**DATA FOR THIS EXERCISE**
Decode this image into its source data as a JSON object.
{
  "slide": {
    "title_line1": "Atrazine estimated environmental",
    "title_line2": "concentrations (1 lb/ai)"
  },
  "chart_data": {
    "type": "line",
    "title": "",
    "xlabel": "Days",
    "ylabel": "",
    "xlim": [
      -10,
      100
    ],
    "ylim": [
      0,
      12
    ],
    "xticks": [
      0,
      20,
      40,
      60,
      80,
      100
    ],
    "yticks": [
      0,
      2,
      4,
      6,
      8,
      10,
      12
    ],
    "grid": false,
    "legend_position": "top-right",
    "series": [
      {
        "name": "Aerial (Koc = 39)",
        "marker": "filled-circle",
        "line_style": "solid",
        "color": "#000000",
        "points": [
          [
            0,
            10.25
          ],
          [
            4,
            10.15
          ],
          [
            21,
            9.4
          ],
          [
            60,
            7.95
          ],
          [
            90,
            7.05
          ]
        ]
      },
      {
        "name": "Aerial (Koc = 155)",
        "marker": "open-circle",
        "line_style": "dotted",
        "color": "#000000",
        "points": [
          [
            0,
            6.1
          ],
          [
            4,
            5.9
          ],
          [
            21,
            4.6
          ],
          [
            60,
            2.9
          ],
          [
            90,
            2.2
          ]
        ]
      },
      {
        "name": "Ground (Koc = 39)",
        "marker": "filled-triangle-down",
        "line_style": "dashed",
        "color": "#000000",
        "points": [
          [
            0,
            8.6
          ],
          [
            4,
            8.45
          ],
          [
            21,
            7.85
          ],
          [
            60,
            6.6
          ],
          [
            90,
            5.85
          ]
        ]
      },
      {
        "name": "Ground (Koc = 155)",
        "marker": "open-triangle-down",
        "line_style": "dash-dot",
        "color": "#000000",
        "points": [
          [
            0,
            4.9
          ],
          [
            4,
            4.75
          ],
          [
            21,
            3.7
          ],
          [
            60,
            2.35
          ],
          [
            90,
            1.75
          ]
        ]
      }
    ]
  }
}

**AIM OF THE TASK**
Pick out all lines containing the string "marker".

**WRITTEN REPLY**
        "marker": "filled-circle",
        "marker": "open-circle",
        "marker": "filled-triangle-down",
        "marker": "open-triangle-down",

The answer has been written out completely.